▶ _Written task_: Copy all lines that contain the word "может".

▶ _Source data_:
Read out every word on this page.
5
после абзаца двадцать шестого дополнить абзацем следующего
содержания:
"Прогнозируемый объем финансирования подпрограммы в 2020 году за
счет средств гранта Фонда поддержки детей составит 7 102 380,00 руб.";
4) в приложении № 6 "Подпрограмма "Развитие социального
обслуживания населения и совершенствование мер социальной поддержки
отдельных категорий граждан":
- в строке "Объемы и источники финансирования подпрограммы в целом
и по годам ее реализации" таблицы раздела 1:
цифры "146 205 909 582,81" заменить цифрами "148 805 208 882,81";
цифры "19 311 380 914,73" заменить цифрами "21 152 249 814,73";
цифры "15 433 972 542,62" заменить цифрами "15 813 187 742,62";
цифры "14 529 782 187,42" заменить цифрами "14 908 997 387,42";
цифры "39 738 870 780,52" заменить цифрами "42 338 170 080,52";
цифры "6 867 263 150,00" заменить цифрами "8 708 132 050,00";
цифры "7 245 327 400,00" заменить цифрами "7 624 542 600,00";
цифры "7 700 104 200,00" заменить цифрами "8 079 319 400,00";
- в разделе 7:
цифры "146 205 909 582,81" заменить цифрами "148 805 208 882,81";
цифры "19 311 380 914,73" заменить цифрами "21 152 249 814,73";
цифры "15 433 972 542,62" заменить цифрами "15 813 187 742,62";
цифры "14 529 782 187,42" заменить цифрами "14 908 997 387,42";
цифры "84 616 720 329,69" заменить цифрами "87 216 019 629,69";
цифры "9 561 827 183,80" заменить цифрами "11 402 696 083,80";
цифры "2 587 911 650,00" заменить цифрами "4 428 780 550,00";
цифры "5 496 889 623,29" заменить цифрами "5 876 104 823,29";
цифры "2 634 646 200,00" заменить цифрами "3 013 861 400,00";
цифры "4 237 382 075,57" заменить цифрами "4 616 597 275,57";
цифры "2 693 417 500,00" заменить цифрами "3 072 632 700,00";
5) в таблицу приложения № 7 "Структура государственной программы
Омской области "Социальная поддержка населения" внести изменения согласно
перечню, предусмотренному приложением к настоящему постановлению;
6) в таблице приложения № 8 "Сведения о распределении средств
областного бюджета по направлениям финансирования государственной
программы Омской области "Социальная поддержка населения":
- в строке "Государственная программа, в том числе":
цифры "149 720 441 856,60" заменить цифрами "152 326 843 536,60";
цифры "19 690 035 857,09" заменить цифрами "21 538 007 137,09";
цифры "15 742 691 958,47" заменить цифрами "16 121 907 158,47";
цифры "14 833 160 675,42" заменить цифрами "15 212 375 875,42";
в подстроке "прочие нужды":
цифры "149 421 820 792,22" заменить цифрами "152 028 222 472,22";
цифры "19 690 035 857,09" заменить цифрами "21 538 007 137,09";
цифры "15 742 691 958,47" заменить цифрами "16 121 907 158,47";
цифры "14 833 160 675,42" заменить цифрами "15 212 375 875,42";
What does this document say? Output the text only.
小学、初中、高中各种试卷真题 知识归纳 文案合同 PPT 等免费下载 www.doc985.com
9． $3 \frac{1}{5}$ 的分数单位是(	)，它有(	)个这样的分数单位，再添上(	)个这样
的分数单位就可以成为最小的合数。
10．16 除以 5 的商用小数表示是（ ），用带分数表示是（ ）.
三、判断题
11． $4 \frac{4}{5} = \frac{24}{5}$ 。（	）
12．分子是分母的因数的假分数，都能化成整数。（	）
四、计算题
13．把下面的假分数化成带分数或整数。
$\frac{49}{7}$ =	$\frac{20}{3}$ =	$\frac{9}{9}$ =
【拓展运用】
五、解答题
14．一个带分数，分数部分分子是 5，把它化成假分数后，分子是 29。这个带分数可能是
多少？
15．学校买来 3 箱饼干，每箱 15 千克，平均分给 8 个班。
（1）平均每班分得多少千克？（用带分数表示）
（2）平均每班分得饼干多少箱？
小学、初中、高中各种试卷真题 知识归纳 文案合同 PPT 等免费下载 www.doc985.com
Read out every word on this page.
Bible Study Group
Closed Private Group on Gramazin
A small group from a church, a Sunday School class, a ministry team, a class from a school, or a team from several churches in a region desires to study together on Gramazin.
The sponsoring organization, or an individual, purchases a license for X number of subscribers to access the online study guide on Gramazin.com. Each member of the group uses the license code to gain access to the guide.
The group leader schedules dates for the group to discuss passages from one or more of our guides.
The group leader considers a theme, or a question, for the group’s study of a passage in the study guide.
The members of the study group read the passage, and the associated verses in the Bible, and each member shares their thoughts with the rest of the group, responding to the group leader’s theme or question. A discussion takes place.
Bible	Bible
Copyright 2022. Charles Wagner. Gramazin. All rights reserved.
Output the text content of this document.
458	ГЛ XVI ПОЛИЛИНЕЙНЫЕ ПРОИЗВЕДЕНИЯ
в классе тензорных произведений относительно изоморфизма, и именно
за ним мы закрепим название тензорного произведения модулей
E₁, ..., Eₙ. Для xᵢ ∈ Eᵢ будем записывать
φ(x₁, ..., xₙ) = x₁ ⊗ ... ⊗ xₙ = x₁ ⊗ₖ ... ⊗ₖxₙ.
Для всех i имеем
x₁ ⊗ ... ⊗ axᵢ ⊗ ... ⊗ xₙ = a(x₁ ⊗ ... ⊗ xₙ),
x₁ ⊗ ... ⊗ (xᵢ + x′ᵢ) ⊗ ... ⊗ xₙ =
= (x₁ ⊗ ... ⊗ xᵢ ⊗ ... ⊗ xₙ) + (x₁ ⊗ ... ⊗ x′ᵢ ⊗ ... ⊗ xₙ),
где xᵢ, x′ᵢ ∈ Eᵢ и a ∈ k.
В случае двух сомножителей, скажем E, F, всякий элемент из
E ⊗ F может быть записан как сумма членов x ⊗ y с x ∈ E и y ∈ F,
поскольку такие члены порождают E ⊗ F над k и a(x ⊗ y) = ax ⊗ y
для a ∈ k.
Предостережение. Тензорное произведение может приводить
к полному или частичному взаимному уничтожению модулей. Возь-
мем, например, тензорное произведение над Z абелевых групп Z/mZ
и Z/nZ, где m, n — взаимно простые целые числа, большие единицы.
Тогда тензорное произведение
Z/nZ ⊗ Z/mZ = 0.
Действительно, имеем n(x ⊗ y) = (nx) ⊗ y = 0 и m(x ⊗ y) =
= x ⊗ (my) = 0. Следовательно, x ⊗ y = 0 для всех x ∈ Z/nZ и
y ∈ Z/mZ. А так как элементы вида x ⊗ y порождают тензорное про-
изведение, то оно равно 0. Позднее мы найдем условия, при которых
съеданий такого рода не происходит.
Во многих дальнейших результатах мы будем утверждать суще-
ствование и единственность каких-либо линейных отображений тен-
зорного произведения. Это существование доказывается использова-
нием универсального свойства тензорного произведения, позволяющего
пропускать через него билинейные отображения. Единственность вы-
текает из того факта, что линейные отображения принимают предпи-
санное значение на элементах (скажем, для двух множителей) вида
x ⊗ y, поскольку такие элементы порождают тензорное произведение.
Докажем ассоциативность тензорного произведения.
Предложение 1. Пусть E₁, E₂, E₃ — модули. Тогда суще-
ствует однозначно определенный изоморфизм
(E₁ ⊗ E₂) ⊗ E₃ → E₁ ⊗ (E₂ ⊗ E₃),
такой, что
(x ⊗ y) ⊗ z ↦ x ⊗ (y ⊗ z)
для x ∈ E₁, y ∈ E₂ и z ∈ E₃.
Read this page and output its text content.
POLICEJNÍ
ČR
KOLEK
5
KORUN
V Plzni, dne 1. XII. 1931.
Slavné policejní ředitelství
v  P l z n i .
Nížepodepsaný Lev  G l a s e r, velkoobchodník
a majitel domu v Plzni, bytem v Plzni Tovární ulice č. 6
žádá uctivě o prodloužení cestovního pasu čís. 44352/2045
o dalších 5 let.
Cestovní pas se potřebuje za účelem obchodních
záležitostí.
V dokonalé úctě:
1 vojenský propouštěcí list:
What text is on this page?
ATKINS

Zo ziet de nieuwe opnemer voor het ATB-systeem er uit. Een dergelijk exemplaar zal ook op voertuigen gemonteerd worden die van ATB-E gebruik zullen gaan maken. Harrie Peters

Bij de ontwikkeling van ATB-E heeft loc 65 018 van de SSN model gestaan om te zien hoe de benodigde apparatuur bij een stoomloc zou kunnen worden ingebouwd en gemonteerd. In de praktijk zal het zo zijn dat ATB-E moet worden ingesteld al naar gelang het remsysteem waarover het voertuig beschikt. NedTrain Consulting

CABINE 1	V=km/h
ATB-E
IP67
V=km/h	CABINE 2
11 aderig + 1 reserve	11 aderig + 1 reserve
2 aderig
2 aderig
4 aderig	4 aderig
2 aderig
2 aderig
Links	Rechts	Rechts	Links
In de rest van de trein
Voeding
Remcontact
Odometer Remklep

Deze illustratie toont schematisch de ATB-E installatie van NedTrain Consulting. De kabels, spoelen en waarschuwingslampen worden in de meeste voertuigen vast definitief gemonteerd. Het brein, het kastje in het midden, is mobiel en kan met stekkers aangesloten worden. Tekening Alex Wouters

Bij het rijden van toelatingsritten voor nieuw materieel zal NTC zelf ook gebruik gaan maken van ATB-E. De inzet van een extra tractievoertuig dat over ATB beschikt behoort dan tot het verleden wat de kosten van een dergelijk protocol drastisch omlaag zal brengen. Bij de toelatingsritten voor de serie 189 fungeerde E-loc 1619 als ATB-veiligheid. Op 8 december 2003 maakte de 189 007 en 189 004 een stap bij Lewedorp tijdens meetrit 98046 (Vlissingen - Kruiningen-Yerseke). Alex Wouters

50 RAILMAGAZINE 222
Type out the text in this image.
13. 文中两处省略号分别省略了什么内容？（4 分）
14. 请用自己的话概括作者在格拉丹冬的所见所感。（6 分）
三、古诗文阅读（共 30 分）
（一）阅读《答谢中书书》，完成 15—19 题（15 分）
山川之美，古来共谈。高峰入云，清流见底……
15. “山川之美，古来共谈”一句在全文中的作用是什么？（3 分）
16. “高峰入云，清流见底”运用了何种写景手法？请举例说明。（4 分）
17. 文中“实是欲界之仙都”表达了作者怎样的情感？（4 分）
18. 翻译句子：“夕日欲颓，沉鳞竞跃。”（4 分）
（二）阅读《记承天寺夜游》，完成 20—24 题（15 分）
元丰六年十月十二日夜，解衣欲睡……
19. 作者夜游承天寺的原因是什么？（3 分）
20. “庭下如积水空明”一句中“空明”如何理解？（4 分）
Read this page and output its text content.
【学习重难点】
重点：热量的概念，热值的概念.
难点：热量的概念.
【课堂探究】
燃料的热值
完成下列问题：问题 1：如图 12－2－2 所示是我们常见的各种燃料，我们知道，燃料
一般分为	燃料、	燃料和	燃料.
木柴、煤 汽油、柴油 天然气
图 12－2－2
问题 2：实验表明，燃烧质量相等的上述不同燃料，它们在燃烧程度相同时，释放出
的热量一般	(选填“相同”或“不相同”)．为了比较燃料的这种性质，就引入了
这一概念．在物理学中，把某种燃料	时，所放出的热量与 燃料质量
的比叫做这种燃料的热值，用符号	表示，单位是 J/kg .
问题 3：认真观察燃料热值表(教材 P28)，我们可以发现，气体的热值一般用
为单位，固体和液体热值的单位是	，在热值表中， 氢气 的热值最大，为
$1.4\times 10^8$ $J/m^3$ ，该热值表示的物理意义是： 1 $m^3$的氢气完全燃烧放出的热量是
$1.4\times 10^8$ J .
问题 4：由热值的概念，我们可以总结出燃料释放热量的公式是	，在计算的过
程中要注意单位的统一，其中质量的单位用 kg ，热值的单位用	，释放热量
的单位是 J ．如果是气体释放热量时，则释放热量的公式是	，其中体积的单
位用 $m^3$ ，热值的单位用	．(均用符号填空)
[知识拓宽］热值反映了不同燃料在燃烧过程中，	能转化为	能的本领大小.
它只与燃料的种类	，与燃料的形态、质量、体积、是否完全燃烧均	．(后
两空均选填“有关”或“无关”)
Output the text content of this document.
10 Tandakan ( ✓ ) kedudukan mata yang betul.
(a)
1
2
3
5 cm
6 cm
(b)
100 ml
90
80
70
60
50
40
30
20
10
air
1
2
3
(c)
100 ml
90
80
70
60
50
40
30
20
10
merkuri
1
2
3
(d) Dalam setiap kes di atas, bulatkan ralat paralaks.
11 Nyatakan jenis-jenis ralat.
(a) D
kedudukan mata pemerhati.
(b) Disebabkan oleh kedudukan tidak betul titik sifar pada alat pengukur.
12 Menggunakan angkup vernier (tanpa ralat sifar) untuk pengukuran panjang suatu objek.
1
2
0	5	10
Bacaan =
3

▶ _Exercise solution_:
E ⊗ F может быть записан как сумма членов x ⊗ y с x ∈ E и y ∈ F,
Предостережение. Тензорное произведение может приводить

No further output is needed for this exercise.